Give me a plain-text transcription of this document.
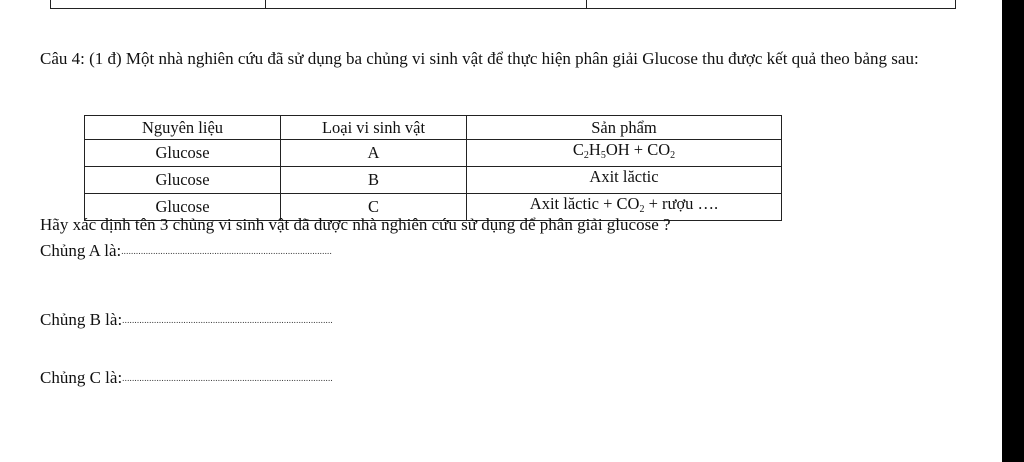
Câu 4: (1 đ) Một nhà nghiên cứu đã sử dụng ba chủng vi sinh vật để thực hiện phân giải Glucose thu được kết quả theo bảng sau:
Nguyên liệu	Loại vi sinh vật	Sản phẩm
Glucose	A	$C_2H_5OH + CO_2$
Glucose	B	Axit lăctic
Glucose	C	Axit lăctic + $CO_2$ + rượu ….
Hãy xác định tên 3 chủng vi sinh vật đã được nhà nghiên cứu sử dụng để phân giải glucose ?
Chủng A là:......................................................................................
Chủng B là:......................................................................................
Chủng C là:......................................................................................
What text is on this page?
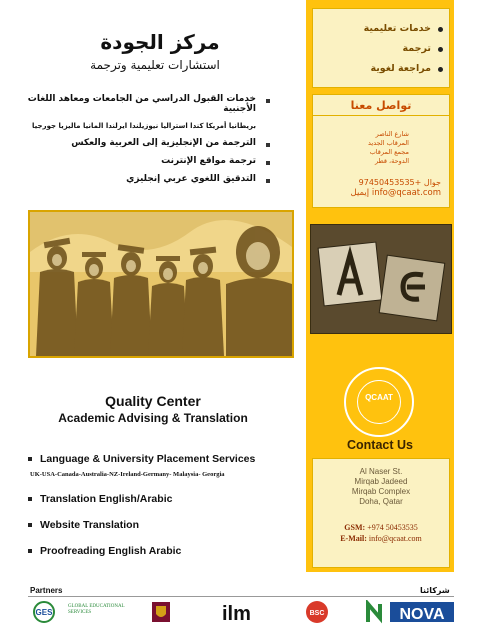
مركز الجودة
استشارات تعليمية وترجمة
خدمات القبول الدراسي من الجامعات ومعاهد اللغات الأجنبية
بريطانيا أمريكا كندا استراليا نيوزيلندا ايرلندا المانيا ماليزيا جورجيا
الترجمة من الإنجليزية إلى العربية والعكس
ترجمة مواقع الإنترنت
التدقيق اللغوي عربي إنجليزي
Quality Center
Academic Advising & Translation
Language & University Placement Services
UK-USA-Canada-Australia-NZ-Ireland-Germany- Malaysia- Georgia
Translation English/Arabic
Website Translation
Proofreading English Arabic
خدمات تعليمية
ترجمة
مراجعة لغوية
تواصل معنا
شارع الناصر
المرقاب الجديد
مجمع المرقاب
الدوحة، قطر
جوال +97450453535
info@qcaat.com إيميل
QCAAT
Contact Us
Al Naser St.
Mirqab Jadeed
Mirqab Complex
Doha, Qatar
GSM: +974 50453535
E-Mail: info@qcaat.com
Partners	شركائنا
GES
GLOBAL EDUCATIONAL SERVICES	ilm	BSC	NOVA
+++
DIRECTIVE:
Tell how many lines include "Translation". The number is the whole answer.

ANSWER:
3